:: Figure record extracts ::
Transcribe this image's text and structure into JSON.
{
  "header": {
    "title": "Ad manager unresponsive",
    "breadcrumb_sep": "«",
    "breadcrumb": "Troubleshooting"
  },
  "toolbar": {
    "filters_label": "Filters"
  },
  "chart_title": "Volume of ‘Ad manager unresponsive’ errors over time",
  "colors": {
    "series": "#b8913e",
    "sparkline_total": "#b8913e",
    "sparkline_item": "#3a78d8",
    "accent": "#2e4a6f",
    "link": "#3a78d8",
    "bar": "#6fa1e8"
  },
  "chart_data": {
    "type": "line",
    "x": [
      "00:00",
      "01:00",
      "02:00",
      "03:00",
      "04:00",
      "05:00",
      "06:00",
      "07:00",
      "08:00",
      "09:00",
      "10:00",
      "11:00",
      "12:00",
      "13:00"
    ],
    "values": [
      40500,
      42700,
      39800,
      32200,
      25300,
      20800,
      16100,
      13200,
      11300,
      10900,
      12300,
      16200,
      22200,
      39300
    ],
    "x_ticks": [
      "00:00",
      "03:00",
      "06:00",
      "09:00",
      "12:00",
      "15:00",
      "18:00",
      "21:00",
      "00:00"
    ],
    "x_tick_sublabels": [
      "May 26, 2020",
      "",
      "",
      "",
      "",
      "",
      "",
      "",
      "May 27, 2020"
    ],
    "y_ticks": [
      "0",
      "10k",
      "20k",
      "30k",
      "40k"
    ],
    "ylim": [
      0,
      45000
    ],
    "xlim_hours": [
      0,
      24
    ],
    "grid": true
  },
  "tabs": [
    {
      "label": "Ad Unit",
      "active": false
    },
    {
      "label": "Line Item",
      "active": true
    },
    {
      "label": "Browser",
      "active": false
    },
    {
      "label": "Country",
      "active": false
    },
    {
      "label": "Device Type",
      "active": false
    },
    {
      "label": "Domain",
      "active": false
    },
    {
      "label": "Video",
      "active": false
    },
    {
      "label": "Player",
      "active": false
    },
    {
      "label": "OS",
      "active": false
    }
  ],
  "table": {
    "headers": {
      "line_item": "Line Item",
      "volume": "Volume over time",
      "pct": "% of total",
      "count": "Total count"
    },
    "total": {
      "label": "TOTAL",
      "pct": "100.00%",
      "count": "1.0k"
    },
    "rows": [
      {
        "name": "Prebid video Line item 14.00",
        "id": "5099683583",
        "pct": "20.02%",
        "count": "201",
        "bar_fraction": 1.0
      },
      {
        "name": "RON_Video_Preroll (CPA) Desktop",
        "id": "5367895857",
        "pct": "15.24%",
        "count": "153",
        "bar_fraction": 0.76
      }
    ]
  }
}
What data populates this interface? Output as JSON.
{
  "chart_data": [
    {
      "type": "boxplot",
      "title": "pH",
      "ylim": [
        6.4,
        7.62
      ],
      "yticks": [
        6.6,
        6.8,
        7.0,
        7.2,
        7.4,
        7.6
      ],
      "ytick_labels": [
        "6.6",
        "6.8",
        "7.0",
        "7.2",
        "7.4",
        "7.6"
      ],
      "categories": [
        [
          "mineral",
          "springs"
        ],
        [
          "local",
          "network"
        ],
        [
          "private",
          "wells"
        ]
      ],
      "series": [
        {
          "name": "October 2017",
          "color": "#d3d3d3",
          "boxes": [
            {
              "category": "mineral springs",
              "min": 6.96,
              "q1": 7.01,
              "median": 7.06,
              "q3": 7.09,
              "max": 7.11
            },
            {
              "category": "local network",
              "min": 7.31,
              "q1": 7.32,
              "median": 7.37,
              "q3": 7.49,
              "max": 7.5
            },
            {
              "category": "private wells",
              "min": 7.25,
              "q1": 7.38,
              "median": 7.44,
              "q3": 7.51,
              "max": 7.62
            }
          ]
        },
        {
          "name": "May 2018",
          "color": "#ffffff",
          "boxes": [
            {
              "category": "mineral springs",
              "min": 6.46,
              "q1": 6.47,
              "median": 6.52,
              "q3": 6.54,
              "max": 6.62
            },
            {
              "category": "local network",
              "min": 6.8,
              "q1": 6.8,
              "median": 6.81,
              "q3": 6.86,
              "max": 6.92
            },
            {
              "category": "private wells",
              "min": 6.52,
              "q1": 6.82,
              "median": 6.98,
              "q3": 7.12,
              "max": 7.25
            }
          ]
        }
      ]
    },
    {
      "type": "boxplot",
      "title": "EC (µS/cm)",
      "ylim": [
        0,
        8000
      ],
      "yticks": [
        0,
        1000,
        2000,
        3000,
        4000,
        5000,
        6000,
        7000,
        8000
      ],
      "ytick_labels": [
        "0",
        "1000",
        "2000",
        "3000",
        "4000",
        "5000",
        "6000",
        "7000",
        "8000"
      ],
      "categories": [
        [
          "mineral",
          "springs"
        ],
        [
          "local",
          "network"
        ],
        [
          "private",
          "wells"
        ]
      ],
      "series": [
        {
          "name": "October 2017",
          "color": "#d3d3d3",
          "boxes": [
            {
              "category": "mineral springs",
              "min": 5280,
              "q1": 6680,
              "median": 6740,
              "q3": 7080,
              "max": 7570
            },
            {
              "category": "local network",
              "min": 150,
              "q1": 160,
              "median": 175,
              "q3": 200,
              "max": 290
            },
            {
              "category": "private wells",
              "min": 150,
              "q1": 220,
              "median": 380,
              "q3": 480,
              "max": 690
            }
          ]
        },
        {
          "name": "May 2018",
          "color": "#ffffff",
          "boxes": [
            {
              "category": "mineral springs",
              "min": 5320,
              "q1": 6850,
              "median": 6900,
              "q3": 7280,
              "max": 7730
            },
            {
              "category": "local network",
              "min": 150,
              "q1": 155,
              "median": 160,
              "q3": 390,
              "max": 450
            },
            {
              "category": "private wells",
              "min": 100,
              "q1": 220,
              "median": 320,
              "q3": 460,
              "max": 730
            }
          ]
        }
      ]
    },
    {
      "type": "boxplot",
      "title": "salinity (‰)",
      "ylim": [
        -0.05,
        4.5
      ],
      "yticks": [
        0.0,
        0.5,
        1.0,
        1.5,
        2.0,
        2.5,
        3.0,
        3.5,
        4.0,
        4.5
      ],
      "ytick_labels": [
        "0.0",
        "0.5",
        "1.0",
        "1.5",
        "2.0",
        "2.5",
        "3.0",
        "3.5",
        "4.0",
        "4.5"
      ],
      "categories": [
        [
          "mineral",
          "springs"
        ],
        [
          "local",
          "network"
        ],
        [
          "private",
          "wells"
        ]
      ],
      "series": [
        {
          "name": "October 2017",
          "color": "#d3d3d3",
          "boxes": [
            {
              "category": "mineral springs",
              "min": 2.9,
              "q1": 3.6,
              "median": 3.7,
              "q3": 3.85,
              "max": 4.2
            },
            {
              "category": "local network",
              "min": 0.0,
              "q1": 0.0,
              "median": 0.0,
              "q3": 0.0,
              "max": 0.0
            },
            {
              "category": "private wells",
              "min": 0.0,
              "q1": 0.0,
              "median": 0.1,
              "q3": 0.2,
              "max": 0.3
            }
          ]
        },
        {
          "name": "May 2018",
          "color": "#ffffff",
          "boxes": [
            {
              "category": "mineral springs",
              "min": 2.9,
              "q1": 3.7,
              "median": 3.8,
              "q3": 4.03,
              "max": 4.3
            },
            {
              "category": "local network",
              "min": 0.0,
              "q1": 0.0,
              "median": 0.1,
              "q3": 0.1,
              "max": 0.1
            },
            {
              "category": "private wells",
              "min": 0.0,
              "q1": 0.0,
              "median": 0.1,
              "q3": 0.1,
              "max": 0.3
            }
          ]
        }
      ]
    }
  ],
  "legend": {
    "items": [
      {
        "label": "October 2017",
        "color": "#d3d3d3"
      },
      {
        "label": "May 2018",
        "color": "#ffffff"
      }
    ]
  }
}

:: Problem description ::
Output all of the material, please, exactly as it stands.

:: Written response ::
Transcribe this image's text and structure into JSON.
{
  "header": {
    "title": "Ad manager unresponsive",
    "breadcrumb_sep": "«",
    "breadcrumb": "Troubleshooting"
  },
  "toolbar": {
    "filters_label": "Filters"
  },
  "chart_title": "Volume of ‘Ad manager unresponsive’ errors over time",
  "colors": {
    "series": "#b8913e",
    "sparkline_total": "#b8913e",
    "sparkline_item": "#3a78d8",
    "accent": "#2e4a6f",
    "link": "#3a78d8",
    "bar": "#6fa1e8"
  },
  "chart_data": {
    "type": "line",
    "x": [
      "00:00",
      "01:00",
      "02:00",
      "03:00",
      "04:00",
      "05:00",
      "06:00",
      "07:00",
      "08:00",
      "09:00",
      "10:00",
      "11:00",
      "12:00",
      "13:00"
    ],
    "values": [
      40500,
      42700,
      39800,
      32200,
      25300,
      20800,
      16100,
      13200,
      11300,
      10900,
      12300,
      16200,
      22200,
      39300
    ],
    "x_ticks": [
      "00:00",
      "03:00",
      "06:00",
      "09:00",
      "12:00",
      "15:00",
      "18:00",
      "21:00",
      "00:00"
    ],
    "x_tick_sublabels": [
      "May 26, 2020",
      "",
      "",
      "",
      "",
      "",
      "",
      "",
      "May 27, 2020"
    ],
    "y_ticks": [
      "0",
      "10k",
      "20k",
      "30k",
      "40k"
    ],
    "ylim": [
      0,
      45000
    ],
    "xlim_hours": [
      0,
      24
    ],
    "grid": true
  },
  "tabs": [
    {
      "label": "Ad Unit",
      "active": false
    },
    {
      "label": "Line Item",
      "active": true
    },
    {
      "label": "Browser",
      "active": false
    },
    {
      "label": "Country",
      "active": false
    },
    {
      "label": "Device Type",
      "active": false
    },
    {
      "label": "Domain",
      "active": false
    },
    {
      "label": "Video",
      "active": false
    },
    {
      "label": "Player",
      "active": false
    },
    {
      "label": "OS",
      "active": false
    }
  ],
  "table": {
    "headers": {
      "line_item": "Line Item",
      "volume": "Volume over time",
      "pct": "% of total",
      "count": "Total count"
    },
    "total": {
      "label": "TOTAL",
      "pct": "100.00%",
      "count": "1.0k"
    },
    "rows": [
      {
        "name": "Prebid video Line item 14.00",
        "id": "5099683583",
        "pct": "20.02%",
        "count": "201",
        "bar_fraction": 1.0
      },
      {
        "name": "RON_Video_Preroll (CPA) Desktop",
        "id": "5367895857",
        "pct": "15.24%",
        "count": "153",
        "bar_fraction": 0.76
      }
    ]
  }
}
What data populates this interface? Output as JSON.
{
  "chart_data": [
    {
      "type": "boxplot",
      "title": "pH",
      "ylim": [
        6.4,
        7.62
      ],
      "yticks": [
        6.6,
        6.8,
        7.0,
        7.2,
        7.4,
        7.6
      ],
      "ytick_labels": [
        "6.6",
        "6.8",
        "7.0",
        "7.2",
        "7.4",
        "7.6"
      ],
      "categories": [
        [
          "mineral",
          "springs"
        ],
        [
          "local",
          "network"
        ],
        [
          "private",
          "wells"
        ]
      ],
      "series": [
        {
          "name": "October 2017",
          "color": "#d3d3d3",
          "boxes": [
            {
              "category": "mineral springs",
              "min": 6.96,
              "q1": 7.01,
              "median": 7.06,
              "q3": 7.09,
              "max": 7.11
            },
            {
              "category": "local network",
              "min": 7.31,
              "q1": 7.32,
              "median": 7.37,
              "q3": 7.49,
              "max": 7.5
            },
            {
              "category": "private wells",
              "min": 7.25,
              "q1": 7.38,
              "median": 7.44,
              "q3": 7.51,
              "max": 7.62
            }
          ]
        },
        {
          "name": "May 2018",
          "color": "#ffffff",
          "boxes": [
            {
              "category": "mineral springs",
              "min": 6.46,
              "q1": 6.47,
              "median": 6.52,
              "q3": 6.54,
              "max": 6.62
            },
            {
              "category": "local network",
              "min": 6.8,
              "q1": 6.8,
              "median": 6.81,
              "q3": 6.86,
              "max": 6.92
            },
            {
              "category": "private wells",
              "min": 6.52,
              "q1": 6.82,
              "median": 6.98,
              "q3": 7.12,
              "max": 7.25
            }
          ]
        }
      ]
    },
    {
      "type": "boxplot",
      "title": "EC (µS/cm)",
      "ylim": [
        0,
        8000
      ],
      "yticks": [
        0,
        1000,
        2000,
        3000,
        4000,
        5000,
        6000,
        7000,
        8000
      ],
      "ytick_labels": [
        "0",
        "1000",
        "2000",
        "3000",
        "4000",
        "5000",
        "6000",
        "7000",
        "8000"
      ],
      "categories": [
        [
          "mineral",
          "springs"
        ],
        [
          "local",
          "network"
        ],
        [
          "private",
          "wells"
        ]
      ],
      "series": [
        {
          "name": "October 2017",
          "color": "#d3d3d3",
          "boxes": [
            {
              "category": "mineral springs",
              "min": 5280,
              "q1": 6680,
              "median": 6740,
              "q3": 7080,
              "max": 7570
            },
            {
              "category": "local network",
              "min": 150,
              "q1": 160,
              "median": 175,
              "q3": 200,
              "max": 290
            },
            {
              "category": "private wells",
              "min": 150,
              "q1": 220,
              "median": 380,
              "q3": 480,
              "max": 690
            }
          ]
        },
        {
          "name": "May 2018",
          "color": "#ffffff",
          "boxes": [
            {
              "category": "mineral springs",
              "min": 5320,
              "q1": 6850,
              "median": 6900,
              "q3": 7280,
              "max": 7730
            },
            {
              "category": "local network",
              "min": 150,
              "q1": 155,
              "median": 160,
              "q3": 390,
              "max": 450
            },
            {
              "category": "private wells",
              "min": 100,
              "q1": 220,
              "median": 320,
              "q3": 460,
              "max": 730
            }
          ]
        }
      ]
    },
    {
      "type": "boxplot",
      "title": "salinity (‰)",
      "ylim": [
        -0.05,
        4.5
      ],
      "yticks": [
        0.0,
        0.5,
        1.0,
        1.5,
        2.0,
        2.5,
        3.0,
        3.5,
        4.0,
        4.5
      ],
      "ytick_labels": [
        "0.0",
        "0.5",
        "1.0",
        "1.5",
        "2.0",
        "2.5",
        "3.0",
        "3.5",
        "4.0",
        "4.5"
      ],
      "categories": [
        [
          "mineral",
          "springs"
        ],
        [
          "local",
          "network"
        ],
        [
          "private",
          "wells"
        ]
      ],
      "series": [
        {
          "name": "October 2017",
          "color": "#d3d3d3",
          "boxes": [
            {
              "category": "mineral springs",
              "min": 2.9,
              "q1": 3.6,
              "median": 3.7,
              "q3": 3.85,
              "max": 4.2
            },
            {
              "category": "local network",
              "min": 0.0,
              "q1": 0.0,
              "median": 0.0,
              "q3": 0.0,
              "max": 0.0
            },
            {
              "category": "private wells",
              "min": 0.0,
              "q1": 0.0,
              "median": 0.1,
              "q3": 0.2,
              "max": 0.3
            }
          ]
        },
        {
          "name": "May 2018",
          "color": "#ffffff",
          "boxes": [
            {
              "category": "mineral springs",
              "min": 2.9,
              "q1": 3.7,
              "median": 3.8,
              "q3": 4.03,
              "max": 4.3
            },
            {
              "category": "local network",
              "min": 0.0,
              "q1": 0.0,
              "median": 0.1,
              "q3": 0.1,
              "max": 0.1
            },
            {
              "category": "private wells",
              "min": 0.0,
              "q1": 0.0,
              "median": 0.1,
              "q3": 0.1,
              "max": 0.3
            }
          ]
        }
      ]
    }
  ],
  "legend": {
    "items": [
      {
        "label": "October 2017",
        "color": "#d3d3d3"
      },
      {
        "label": "May 2018",
        "color": "#ffffff"
      }
    ]
  }
}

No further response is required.